=== TUGAS SINGKAT 1 ===
Ketik ulang bagian kutipan tentang sanggar Pingit mulai dari "16 Agustus 2010." sampai dengan "arusnya yang deras." tanpa perubahan sedikit pun.

=== KUTIPAN ===
Ke Pingit Aku kan Kembali


Salah satu hal yang menjadi pusat kehidupan saya tapi jarang banget saya jadikan bahan untuk memproduksi sebuah tulisan adalah Pingit. Sebuah sanggar belajar bagi anak-anak yang tinggal di wilayah Pingit, Yogyakarta.
16 Agustus 2010. Saya ingat benar tanggal itu, tanggal saya pertama kali menginjakkan kaki di tepi kali Winonggo. Saya dan ketiga orang lain pada malam itu dibawa menuruni tangga yang curam dan gelap di belakang kampus Janabadra. Tidak tau bagaimana situasinya, tidak tau siapa yang akan ditemui, tidak tau musti ngapain, langsung aja gitu disuruh nyemplung. Dan saya bener-bener kecemplung, tenggelam dan keseret arusnya yang deras.
Saat itu jam 7 malam, dan ada sekitar tiga puluh anak di tempat itu yang berteriak-teriak, berlari ke sana kemari, berantem, minta gendong, nangis, jajan es, misuh-misuh, mukulin temennya, melempari batu orang lain. Rame dan komplit lah rasanya.
Penampilan mereka pun beragam, ada yang lusuh dengan baju yang warnanya sudah pudar, ada yang berpakaian piyama rapi, ada yang memakai rok yang genit. Apapun penampilannya, semuanya sama bersemangatnya.
Area Bersama
Semangat yang membuat saya ikut semangat untuk kembali lagi. Karena waktu itu saya ngajar di TK, maka saya dengan seorang teman yang sama semangatnya waktu itu membuat berbagai macam ide untuk membuat belajar manjadi menarik dan menyenangkan. Membuat play dough dari terigu untuk anak-anak, mencari gambar di internet buat diwarnai, menyiapkan bintang-bintang sampai makanan kecil buat dikasih ke anak-anak biar mereka tambah semangat belajarnya. Macem-macem lah pokoknya.

=== TUGAS SINGKAT 2 ===
Ulangi apa adanya baris-baris catatan di bawah ini, mulai dari baris pertama catatan sampai dengan baris yang memuat "president-rows: 21.11.81 2".

=== CATATAN YANG DIBERIKAN ===
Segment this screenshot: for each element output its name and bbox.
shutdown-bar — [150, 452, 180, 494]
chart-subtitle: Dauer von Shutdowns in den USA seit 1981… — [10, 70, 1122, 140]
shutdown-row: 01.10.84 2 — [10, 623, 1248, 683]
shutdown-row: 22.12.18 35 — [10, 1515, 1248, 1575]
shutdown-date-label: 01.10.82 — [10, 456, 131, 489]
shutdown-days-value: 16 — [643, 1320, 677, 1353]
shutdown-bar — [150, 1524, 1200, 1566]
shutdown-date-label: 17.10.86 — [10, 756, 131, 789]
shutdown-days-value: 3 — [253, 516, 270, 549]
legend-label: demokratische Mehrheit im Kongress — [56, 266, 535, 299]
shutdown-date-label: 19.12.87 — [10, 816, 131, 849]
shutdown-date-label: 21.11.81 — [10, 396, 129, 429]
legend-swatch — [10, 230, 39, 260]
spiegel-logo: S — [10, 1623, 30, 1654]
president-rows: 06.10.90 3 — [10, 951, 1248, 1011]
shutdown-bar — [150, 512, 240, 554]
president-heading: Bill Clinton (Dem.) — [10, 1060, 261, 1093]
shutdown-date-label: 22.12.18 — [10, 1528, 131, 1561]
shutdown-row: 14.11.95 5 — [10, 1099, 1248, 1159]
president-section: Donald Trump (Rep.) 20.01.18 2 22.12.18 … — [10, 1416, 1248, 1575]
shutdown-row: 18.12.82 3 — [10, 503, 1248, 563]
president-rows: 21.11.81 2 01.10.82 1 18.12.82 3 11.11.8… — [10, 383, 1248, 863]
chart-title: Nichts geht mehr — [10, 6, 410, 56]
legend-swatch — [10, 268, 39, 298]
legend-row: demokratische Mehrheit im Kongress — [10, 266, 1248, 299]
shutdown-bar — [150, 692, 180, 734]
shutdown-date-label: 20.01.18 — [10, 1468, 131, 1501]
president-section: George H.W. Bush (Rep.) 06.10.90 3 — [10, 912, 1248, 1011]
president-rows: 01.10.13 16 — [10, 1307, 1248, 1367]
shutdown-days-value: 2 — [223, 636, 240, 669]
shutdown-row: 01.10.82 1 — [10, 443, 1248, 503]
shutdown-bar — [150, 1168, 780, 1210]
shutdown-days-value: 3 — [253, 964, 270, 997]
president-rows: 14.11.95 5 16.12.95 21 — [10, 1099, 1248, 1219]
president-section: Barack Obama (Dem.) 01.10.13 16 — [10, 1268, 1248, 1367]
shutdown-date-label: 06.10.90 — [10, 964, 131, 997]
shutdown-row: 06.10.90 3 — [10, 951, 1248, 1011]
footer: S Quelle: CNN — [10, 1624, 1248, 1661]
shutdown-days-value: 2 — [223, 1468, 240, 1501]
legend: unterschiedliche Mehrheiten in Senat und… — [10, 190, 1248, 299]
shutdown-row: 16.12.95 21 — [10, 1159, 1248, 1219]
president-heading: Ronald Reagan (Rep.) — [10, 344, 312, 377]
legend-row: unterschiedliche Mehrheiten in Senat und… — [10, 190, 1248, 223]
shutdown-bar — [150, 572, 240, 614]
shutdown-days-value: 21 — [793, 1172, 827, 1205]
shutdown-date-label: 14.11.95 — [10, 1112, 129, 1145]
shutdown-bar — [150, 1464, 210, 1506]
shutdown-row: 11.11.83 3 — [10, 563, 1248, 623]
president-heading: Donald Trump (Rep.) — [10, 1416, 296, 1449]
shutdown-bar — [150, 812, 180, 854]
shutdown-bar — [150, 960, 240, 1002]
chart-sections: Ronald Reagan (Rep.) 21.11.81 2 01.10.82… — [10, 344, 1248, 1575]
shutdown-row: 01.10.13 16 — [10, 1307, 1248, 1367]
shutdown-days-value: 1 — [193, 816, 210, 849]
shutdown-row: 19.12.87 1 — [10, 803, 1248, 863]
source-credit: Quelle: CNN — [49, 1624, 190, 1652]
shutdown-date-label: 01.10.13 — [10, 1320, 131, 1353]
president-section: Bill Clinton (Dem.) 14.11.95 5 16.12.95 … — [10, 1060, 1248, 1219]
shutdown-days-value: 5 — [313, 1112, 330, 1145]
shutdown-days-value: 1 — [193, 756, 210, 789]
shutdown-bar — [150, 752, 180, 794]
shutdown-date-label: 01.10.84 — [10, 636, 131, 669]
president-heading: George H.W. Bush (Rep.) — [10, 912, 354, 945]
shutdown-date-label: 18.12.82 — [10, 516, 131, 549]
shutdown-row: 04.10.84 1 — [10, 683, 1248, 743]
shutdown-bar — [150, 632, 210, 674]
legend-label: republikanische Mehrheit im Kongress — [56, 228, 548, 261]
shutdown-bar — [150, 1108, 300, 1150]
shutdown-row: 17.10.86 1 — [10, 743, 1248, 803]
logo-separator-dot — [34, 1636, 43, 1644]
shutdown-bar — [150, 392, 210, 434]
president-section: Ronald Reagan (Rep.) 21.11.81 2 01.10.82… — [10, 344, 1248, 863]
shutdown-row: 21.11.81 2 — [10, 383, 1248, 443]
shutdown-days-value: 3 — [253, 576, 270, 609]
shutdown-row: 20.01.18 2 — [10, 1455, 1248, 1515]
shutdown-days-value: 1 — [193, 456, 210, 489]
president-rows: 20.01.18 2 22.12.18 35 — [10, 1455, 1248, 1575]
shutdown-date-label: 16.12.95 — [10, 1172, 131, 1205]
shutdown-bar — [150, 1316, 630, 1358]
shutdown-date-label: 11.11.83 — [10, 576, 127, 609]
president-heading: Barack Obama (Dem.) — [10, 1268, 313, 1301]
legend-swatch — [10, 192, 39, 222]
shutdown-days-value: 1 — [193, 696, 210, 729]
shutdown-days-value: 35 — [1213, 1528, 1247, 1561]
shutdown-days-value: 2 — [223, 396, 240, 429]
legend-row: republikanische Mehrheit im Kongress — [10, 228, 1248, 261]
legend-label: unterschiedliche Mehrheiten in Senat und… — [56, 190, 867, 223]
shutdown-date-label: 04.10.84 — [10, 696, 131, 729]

=== JAWABAN 1 ===
16 Agustus 2010. Saya ingat benar tanggal itu, tanggal saya pertama kali menginjakkan kaki di tepi kali Winonggo. Saya dan ketiga orang lain pada malam itu dibawa menuruni tangga yang curam dan gelap di belakang kampus Janabadra. Tidak tau bagaimana situasinya, tidak tau siapa yang akan ditemui, tidak tau musti ngapain, langsung aja gitu disuruh nyemplung. Dan saya bener-bener kecemplung, tenggelam dan keseret arusnya yang deras.

=== JAWABAN 2 ===
Segment this screenshot: for each element output its name and bbox.
shutdown-bar — [150, 452, 180, 494]
chart-subtitle: Dauer von Shutdowns in den USA seit 1981… — [10, 70, 1122, 140]
shutdown-row: 01.10.84 2 — [10, 623, 1248, 683]
shutdown-row: 22.12.18 35 — [10, 1515, 1248, 1575]
shutdown-date-label: 01.10.82 — [10, 456, 131, 489]
shutdown-days-value: 16 — [643, 1320, 677, 1353]
shutdown-bar — [150, 1524, 1200, 1566]
shutdown-date-label: 17.10.86 — [10, 756, 131, 789]
shutdown-days-value: 3 — [253, 516, 270, 549]
legend-label: demokratische Mehrheit im Kongress — [56, 266, 535, 299]
shutdown-date-label: 19.12.87 — [10, 816, 131, 849]
shutdown-date-label: 21.11.81 — [10, 396, 129, 429]
legend-swatch — [10, 230, 39, 260]
spiegel-logo: S — [10, 1623, 30, 1654]
president-rows: 06.10.90 3 — [10, 951, 1248, 1011]
shutdown-bar — [150, 512, 240, 554]
president-heading: Bill Clinton (Dem.) — [10, 1060, 261, 1093]
shutdown-date-label: 22.12.18 — [10, 1528, 131, 1561]
shutdown-row: 14.11.95 5 — [10, 1099, 1248, 1159]
president-section: Donald Trump (Rep.) 20.01.18 2 22.12.18 … — [10, 1416, 1248, 1575]
shutdown-row: 18.12.82 3 — [10, 503, 1248, 563]
president-rows: 21.11.81 2 01.10.82 1 18.12.82 3 11.11.8… — [10, 383, 1248, 863]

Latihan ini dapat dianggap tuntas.